• **Short task**:
Compute the number of lines that include the string "montaje", then output that number and nothing else.

• **Stored data**:
□ □ □ □

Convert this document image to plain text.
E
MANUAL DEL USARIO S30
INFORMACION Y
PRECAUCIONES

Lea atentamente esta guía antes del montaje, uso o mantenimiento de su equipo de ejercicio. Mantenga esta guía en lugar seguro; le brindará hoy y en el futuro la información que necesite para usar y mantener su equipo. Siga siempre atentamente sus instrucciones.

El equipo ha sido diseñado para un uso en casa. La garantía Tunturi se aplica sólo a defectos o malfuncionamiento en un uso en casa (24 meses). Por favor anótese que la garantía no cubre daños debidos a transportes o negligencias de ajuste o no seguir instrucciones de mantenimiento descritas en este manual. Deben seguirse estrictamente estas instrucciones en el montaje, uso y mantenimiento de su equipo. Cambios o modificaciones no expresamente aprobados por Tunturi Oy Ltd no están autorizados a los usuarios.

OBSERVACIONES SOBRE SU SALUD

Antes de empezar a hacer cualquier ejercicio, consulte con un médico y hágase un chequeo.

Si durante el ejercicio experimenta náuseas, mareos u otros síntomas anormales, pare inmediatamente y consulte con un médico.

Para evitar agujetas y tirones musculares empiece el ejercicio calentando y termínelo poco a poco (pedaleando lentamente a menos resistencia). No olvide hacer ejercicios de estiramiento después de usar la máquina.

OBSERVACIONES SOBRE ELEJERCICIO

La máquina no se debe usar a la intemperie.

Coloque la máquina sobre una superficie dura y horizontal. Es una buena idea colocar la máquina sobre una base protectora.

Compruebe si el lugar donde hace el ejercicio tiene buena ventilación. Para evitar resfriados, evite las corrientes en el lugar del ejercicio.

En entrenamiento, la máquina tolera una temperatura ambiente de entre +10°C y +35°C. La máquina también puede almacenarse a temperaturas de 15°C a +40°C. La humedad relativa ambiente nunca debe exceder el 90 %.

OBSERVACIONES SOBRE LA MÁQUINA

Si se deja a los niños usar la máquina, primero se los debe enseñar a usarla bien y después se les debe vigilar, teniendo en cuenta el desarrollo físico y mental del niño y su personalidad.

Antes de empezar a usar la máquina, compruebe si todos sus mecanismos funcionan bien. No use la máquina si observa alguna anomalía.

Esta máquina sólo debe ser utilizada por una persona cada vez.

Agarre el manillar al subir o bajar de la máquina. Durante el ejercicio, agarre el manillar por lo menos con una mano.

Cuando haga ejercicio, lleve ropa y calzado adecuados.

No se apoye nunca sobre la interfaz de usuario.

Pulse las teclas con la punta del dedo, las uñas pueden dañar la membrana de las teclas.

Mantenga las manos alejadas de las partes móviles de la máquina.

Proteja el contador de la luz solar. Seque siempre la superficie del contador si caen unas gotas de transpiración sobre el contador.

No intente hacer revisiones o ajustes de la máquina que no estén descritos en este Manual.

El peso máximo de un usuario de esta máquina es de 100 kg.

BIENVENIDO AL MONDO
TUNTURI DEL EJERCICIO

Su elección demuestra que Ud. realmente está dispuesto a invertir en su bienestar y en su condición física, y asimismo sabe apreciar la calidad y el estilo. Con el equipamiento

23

□ □ □ □

• **Finished task**:
2